Records from a data source
————

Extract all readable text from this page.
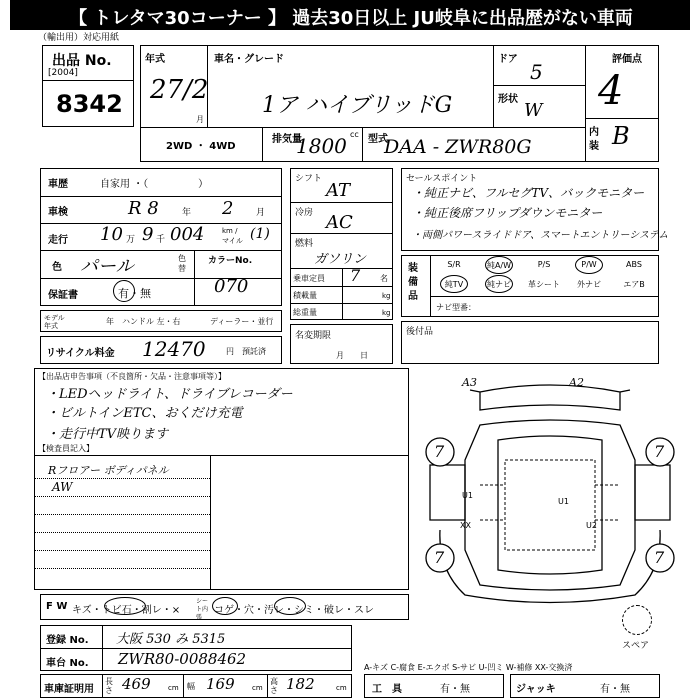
【 トレタマ30コーナー 】 過去30日以上 JU岐阜に出品歴がない車両
（輸出用）対応用紙
出品 No.
[2004]
8342
年式
27/2
月
車名・グレード
1ア ハイブリッドG
ドア
5
形状
W
評価点
4
内装 B
2WD ・ 4WD
排気量
1800 cc 型式
DAA - ZWR80G
車歴	自家用 ・（　　　　　）
車検	R 8	年 2	月
走行 10 万 9 千 004	km / マイル (1)
色 パール	色替
カラーNo.
070
保証書	有・無
モデル年式	年 ハンドル 左・右	ディーラー・並行
リサイクル料金 12470	円 預託済
シフト
AT
冷房 AC
燃料
ガソリン
乗車定員 7 名
積載量	kg
総重量	kg
名変期限
月　　日
セールスポイント
・純正ナビ、フルセグTV、バックモニター
・純正後席フリップダウンモニター
・両側パワースライドドア、スマートエントリーシステム
装備品
S/R	純A/W	P/S	P/W	ABS
純TV	純ナビ	革シート	外ナビ	エアB
ナビ型番：
後付品
【出品店申告事項（不良箇所・欠品・注意事項等）】
・LEDヘッドライト、ドライブレコーダー
・ビルトインETC、おくだけ充電
・走行中TV映ります
【検査員記入】
Rフロアー ボディパネル
AW
A3	A2
7	7
7	7
U1
XX
U1
U2
スペア
F W キズ・トビ石・割レ・×
シート内張
コゲ・穴・汚レ・シミ・破レ・スレ
登録 No. 大阪 530 み 5315
車台 No. ZWR80-0088462	A-キズ C-腐食 E-エクボ S-サビ U-凹ミ W-補修 XX-交換済
車庫証明用
長さ 469 cm 幅 169 cm
高さ 182	cm	工　具	有・無	ジャッキ	有・無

————

**Task to complete**
Output the data above without changes, apart from leaving out the pictures.

**Answer to this problem**
Extract all readable text from this page.
【 トレタマ30コーナー 】 過去30日以上 JU岐阜に出品歴がない車両
（輸出用）対応用紙
出品 No.
[2004]
8342
年式
27/2
月
車名・グレード
1ア ハイブリッドG
ドア
5
形状
W
評価点
4
内装 B
2WD ・ 4WD
排気量
1800 cc 型式
DAA - ZWR80G
車歴	自家用 ・（　　　　　）
車検	R 8	年 2	月
走行 10 万 9 千 004	km / マイル (1)
色 パール	色替
カラーNo.
070
保証書	有・無
モデル年式	年 ハンドル 左・右	ディーラー・並行
リサイクル料金 12470	円 預託済
シフト
AT
冷房 AC
燃料
ガソリン
乗車定員 7 名
積載量	kg
総重量	kg
名変期限
月　　日
セールスポイント
・純正ナビ、フルセグTV、バックモニター
・純正後席フリップダウンモニター
・両側パワースライドドア、スマートエントリーシステム
装備品
S/R	純A/W	P/S	P/W	ABS
純TV	純ナビ	革シート	外ナビ	エアB
ナビ型番：
後付品
【出品店申告事項（不良箇所・欠品・注意事項等）】
・LEDヘッドライト、ドライブレコーダー
・ビルトインETC、おくだけ充電
・走行中TV映ります
【検査員記入】
Rフロアー ボディパネル
AW
A3	A2
7	7
7	7
U1
XX
U1
U2
スペア
F W キズ・トビ石・割レ・×
シート内張
コゲ・穴・汚レ・シミ・破レ・スレ
登録 No. 大阪 530 み 5315
車台 No. ZWR80-0088462	A-キズ C-腐食 E-エクボ S-サビ U-凹ミ W-補修 XX-交換済
車庫証明用
長さ 469 cm 幅 169 cm
高さ 182	cm	工　具	有・無	ジャッキ	有・無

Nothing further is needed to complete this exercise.